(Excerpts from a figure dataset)
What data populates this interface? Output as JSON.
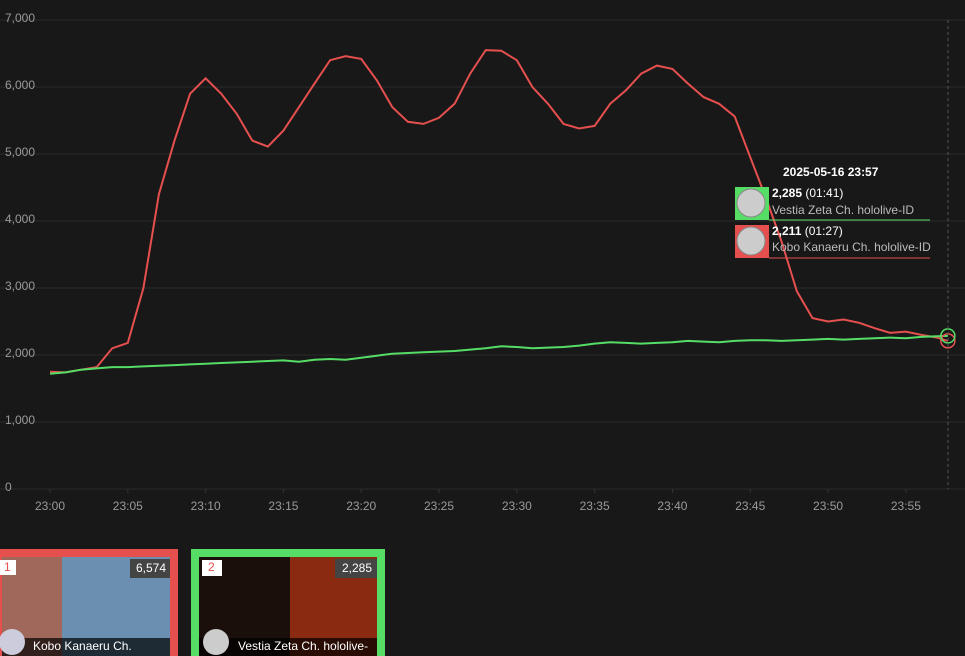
{
  "chart_data": {
    "type": "line",
    "x": [
      0,
      1,
      2,
      3,
      4,
      5,
      6,
      7,
      8,
      9,
      10,
      11,
      12,
      13,
      14,
      15,
      16,
      17,
      18,
      19,
      20,
      21,
      22,
      23,
      24,
      25,
      26,
      27,
      28,
      29,
      30,
      31,
      32,
      33,
      34,
      35,
      36,
      37,
      38,
      39,
      40,
      41,
      42,
      43,
      44,
      45,
      46,
      47,
      48,
      49,
      50,
      51,
      52,
      53,
      54,
      55,
      56,
      57,
      57.7
    ],
    "xlim": [
      0,
      58.8
    ],
    "xticks": [
      {
        "value": 0,
        "label": "23:00"
      },
      {
        "value": 5,
        "label": "23:05"
      },
      {
        "value": 10,
        "label": "23:10"
      },
      {
        "value": 15,
        "label": "23:15"
      },
      {
        "value": 20,
        "label": "23:20"
      },
      {
        "value": 25,
        "label": "23:25"
      },
      {
        "value": 30,
        "label": "23:30"
      },
      {
        "value": 35,
        "label": "23:35"
      },
      {
        "value": 40,
        "label": "23:40"
      },
      {
        "value": 45,
        "label": "23:45"
      },
      {
        "value": 50,
        "label": "23:50"
      },
      {
        "value": 55,
        "label": "23:55"
      }
    ],
    "ylim": [
      0,
      7000
    ],
    "yticks": [
      0,
      {
        "value": 1000,
        "label": "1,000"
      },
      {
        "value": 2000,
        "label": "2,000"
      },
      {
        "value": 3000,
        "label": "3,000"
      },
      {
        "value": 4000,
        "label": "4,000"
      },
      {
        "value": 5000,
        "label": "5,000"
      },
      {
        "value": 6000,
        "label": "6,000"
      },
      {
        "value": 7000,
        "label": "7,000"
      }
    ],
    "grid": true,
    "series": [
      {
        "name": "Kobo Kanaeru Ch. hololive-ID",
        "color": "#e5504f",
        "values": [
          1750,
          1740,
          1780,
          1820,
          2100,
          2180,
          3000,
          4400,
          5200,
          5900,
          6130,
          5900,
          5600,
          5200,
          5110,
          5350,
          5700,
          6050,
          6400,
          6460,
          6420,
          6100,
          5700,
          5480,
          5450,
          5540,
          5750,
          6200,
          6550,
          6540,
          6400,
          6000,
          5750,
          5450,
          5380,
          5420,
          5750,
          5950,
          6200,
          6320,
          6270,
          6050,
          5850,
          5750,
          5560,
          4950,
          4350,
          3700,
          2950,
          2550,
          2500,
          2530,
          2480,
          2400,
          2330,
          2350,
          2300,
          2260,
          2211
        ]
      },
      {
        "name": "Vestia Zeta Ch. hololive-ID",
        "color": "#55dd66",
        "values": [
          1720,
          1740,
          1780,
          1800,
          1820,
          1820,
          1830,
          1840,
          1850,
          1860,
          1870,
          1880,
          1890,
          1900,
          1910,
          1920,
          1900,
          1930,
          1940,
          1930,
          1960,
          1990,
          2020,
          2030,
          2040,
          2050,
          2060,
          2080,
          2100,
          2130,
          2120,
          2100,
          2110,
          2120,
          2140,
          2170,
          2190,
          2180,
          2170,
          2180,
          2190,
          2210,
          2200,
          2190,
          2210,
          2220,
          2220,
          2210,
          2220,
          2230,
          2240,
          2230,
          2240,
          2250,
          2260,
          2250,
          2270,
          2280,
          2285
        ]
      }
    ]
  },
  "tooltip": {
    "date": "2025-05-16 23:57",
    "entries": [
      {
        "value": "2,285",
        "duration": "(01:41)",
        "name": "Vestia Zeta Ch. hololive-ID"
      },
      {
        "value": "2,211",
        "duration": "(01:27)",
        "name": "Kobo Kanaeru Ch. hololive-ID"
      }
    ]
  },
  "cards": [
    {
      "rank": "1",
      "viewers": "6,574",
      "name": "Kobo Kanaeru Ch."
    },
    {
      "rank": "2",
      "viewers": "2,285",
      "name": "Vestia Zeta Ch. hololive-"
    }
  ]
}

| AIM |
Return each line that includes "hololive".

| ANSWER TO THIS PROBLEM |
        "name": "Kobo Kanaeru Ch. hololive-ID",
        "name": "Vestia Zeta Ch. hololive-ID",
        "name": "Vestia Zeta Ch. hololive-ID"
        "name": "Kobo Kanaeru Ch. hololive-ID"
      "name": "Vestia Zeta Ch. hololive-"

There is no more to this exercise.